Reproduce the material exactly, omitting nothing.

□ □ □ □ □

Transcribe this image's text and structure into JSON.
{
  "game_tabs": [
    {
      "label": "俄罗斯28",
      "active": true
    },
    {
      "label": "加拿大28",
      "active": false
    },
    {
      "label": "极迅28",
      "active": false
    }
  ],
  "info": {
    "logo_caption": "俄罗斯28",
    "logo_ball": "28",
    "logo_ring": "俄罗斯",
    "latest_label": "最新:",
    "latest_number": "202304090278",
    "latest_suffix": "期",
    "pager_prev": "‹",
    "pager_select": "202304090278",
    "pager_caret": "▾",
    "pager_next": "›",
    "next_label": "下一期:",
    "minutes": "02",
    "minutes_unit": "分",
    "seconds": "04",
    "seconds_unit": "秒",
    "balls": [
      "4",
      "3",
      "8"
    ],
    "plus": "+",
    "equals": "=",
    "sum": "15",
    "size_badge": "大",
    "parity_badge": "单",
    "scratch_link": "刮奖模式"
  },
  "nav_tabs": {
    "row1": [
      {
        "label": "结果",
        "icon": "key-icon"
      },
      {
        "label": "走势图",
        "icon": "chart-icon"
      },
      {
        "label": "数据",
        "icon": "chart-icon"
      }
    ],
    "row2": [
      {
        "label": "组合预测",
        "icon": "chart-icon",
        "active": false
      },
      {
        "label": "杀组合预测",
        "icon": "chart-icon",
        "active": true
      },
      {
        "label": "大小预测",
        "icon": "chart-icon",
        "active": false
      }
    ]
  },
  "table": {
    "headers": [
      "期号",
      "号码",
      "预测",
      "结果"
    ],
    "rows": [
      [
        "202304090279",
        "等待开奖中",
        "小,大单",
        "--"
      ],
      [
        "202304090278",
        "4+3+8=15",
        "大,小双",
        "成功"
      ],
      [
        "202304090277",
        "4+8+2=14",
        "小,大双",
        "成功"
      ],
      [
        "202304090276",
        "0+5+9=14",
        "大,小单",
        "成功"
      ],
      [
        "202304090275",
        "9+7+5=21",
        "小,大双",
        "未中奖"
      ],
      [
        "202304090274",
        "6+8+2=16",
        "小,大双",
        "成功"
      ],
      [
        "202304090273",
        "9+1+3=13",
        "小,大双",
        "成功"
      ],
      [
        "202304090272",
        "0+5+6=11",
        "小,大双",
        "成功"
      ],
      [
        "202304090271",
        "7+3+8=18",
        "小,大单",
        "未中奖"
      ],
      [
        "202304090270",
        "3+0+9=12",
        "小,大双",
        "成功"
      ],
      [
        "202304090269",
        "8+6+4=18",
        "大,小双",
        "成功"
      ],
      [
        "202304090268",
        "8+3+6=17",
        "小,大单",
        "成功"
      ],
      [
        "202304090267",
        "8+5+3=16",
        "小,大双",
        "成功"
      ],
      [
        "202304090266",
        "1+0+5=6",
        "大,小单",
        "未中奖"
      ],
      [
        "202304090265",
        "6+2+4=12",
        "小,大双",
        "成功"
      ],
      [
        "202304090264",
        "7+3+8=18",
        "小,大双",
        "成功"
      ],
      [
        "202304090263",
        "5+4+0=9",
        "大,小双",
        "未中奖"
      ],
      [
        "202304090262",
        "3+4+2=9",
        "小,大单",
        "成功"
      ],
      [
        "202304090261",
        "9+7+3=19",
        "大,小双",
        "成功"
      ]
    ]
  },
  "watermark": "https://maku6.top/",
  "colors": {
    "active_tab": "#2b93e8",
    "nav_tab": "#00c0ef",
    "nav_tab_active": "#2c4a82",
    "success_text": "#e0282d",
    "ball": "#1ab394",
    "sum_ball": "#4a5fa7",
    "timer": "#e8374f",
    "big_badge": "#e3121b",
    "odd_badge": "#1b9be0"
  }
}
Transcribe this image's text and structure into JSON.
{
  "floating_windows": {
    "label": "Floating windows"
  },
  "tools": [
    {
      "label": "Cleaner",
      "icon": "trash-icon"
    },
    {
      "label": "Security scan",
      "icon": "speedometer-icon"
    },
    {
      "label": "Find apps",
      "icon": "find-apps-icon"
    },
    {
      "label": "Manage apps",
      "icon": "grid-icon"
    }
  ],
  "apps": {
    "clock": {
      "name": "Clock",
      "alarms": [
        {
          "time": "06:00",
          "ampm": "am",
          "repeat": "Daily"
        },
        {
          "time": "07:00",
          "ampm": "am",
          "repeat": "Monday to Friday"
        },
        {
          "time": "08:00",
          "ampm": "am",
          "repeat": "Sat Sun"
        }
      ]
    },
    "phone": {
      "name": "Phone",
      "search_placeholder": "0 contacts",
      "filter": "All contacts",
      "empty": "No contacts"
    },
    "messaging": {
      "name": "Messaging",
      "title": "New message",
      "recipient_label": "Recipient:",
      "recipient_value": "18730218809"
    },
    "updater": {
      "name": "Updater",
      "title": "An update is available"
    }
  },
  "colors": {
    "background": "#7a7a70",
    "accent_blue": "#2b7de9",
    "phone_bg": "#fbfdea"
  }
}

□ □ □ □ □

Solution to this exercise
Transcribe this image's text and structure into JSON.
{
  "game_tabs": [
    {
      "label": "俄罗斯28",
      "active": true
    },
    {
      "label": "加拿大28",
      "active": false
    },
    {
      "label": "极迅28",
      "active": false
    }
  ],
  "info": {
    "logo_caption": "俄罗斯28",
    "logo_ball": "28",
    "logo_ring": "俄罗斯",
    "latest_label": "最新:",
    "latest_number": "202304090278",
    "latest_suffix": "期",
    "pager_prev": "‹",
    "pager_select": "202304090278",
    "pager_caret": "▾",
    "pager_next": "›",
    "next_label": "下一期:",
    "minutes": "02",
    "minutes_unit": "分",
    "seconds": "04",
    "seconds_unit": "秒",
    "balls": [
      "4",
      "3",
      "8"
    ],
    "plus": "+",
    "equals": "=",
    "sum": "15",
    "size_badge": "大",
    "parity_badge": "单",
    "scratch_link": "刮奖模式"
  },
  "nav_tabs": {
    "row1": [
      {
        "label": "结果",
        "icon": "key-icon"
      },
      {
        "label": "走势图",
        "icon": "chart-icon"
      },
      {
        "label": "数据",
        "icon": "chart-icon"
      }
    ],
    "row2": [
      {
        "label": "组合预测",
        "icon": "chart-icon",
        "active": false
      },
      {
        "label": "杀组合预测",
        "icon": "chart-icon",
        "active": true
      },
      {
        "label": "大小预测",
        "icon": "chart-icon",
        "active": false
      }
    ]
  },
  "table": {
    "headers": [
      "期号",
      "号码",
      "预测",
      "结果"
    ],
    "rows": [
      [
        "202304090279",
        "等待开奖中",
        "小,大单",
        "--"
      ],
      [
        "202304090278",
        "4+3+8=15",
        "大,小双",
        "成功"
      ],
      [
        "202304090277",
        "4+8+2=14",
        "小,大双",
        "成功"
      ],
      [
        "202304090276",
        "0+5+9=14",
        "大,小单",
        "成功"
      ],
      [
        "202304090275",
        "9+7+5=21",
        "小,大双",
        "未中奖"
      ],
      [
        "202304090274",
        "6+8+2=16",
        "小,大双",
        "成功"
      ],
      [
        "202304090273",
        "9+1+3=13",
        "小,大双",
        "成功"
      ],
      [
        "202304090272",
        "0+5+6=11",
        "小,大双",
        "成功"
      ],
      [
        "202304090271",
        "7+3+8=18",
        "小,大单",
        "未中奖"
      ],
      [
        "202304090270",
        "3+0+9=12",
        "小,大双",
        "成功"
      ],
      [
        "202304090269",
        "8+6+4=18",
        "大,小双",
        "成功"
      ],
      [
        "202304090268",
        "8+3+6=17",
        "小,大单",
        "成功"
      ],
      [
        "202304090267",
        "8+5+3=16",
        "小,大双",
        "成功"
      ],
      [
        "202304090266",
        "1+0+5=6",
        "大,小单",
        "未中奖"
      ],
      [
        "202304090265",
        "6+2+4=12",
        "小,大双",
        "成功"
      ],
      [
        "202304090264",
        "7+3+8=18",
        "小,大双",
        "成功"
      ],
      [
        "202304090263",
        "5+4+0=9",
        "大,小双",
        "未中奖"
      ],
      [
        "202304090262",
        "3+4+2=9",
        "小,大单",
        "成功"
      ],
      [
        "202304090261",
        "9+7+3=19",
        "大,小双",
        "成功"
      ]
    ]
  },
  "watermark": "https://maku6.top/",
  "colors": {
    "active_tab": "#2b93e8",
    "nav_tab": "#00c0ef",
    "nav_tab_active": "#2c4a82",
    "success_text": "#e0282d",
    "ball": "#1ab394",
    "sum_ball": "#4a5fa7",
    "timer": "#e8374f",
    "big_badge": "#e3121b",
    "odd_badge": "#1b9be0"
  }
}
Transcribe this image's text and structure into JSON.
{
  "floating_windows": {
    "label": "Floating windows"
  },
  "tools": [
    {
      "label": "Cleaner",
      "icon": "trash-icon"
    },
    {
      "label": "Security scan",
      "icon": "speedometer-icon"
    },
    {
      "label": "Find apps",
      "icon": "find-apps-icon"
    },
    {
      "label": "Manage apps",
      "icon": "grid-icon"
    }
  ],
  "apps": {
    "clock": {
      "name": "Clock",
      "alarms": [
        {
          "time": "06:00",
          "ampm": "am",
          "repeat": "Daily"
        },
        {
          "time": "07:00",
          "ampm": "am",
          "repeat": "Monday to Friday"
        },
        {
          "time": "08:00",
          "ampm": "am",
          "repeat": "Sat Sun"
        }
      ]
    },
    "phone": {
      "name": "Phone",
      "search_placeholder": "0 contacts",
      "filter": "All contacts",
      "empty": "No contacts"
    },
    "messaging": {
      "name": "Messaging",
      "title": "New message",
      "recipient_label": "Recipient:",
      "recipient_value": "18730218809"
    },
    "updater": {
      "name": "Updater",
      "title": "An update is available"
    }
  },
  "colors": {
    "background": "#7a7a70",
    "accent_blue": "#2b7de9",
    "phone_bg": "#fbfdea"
  }
}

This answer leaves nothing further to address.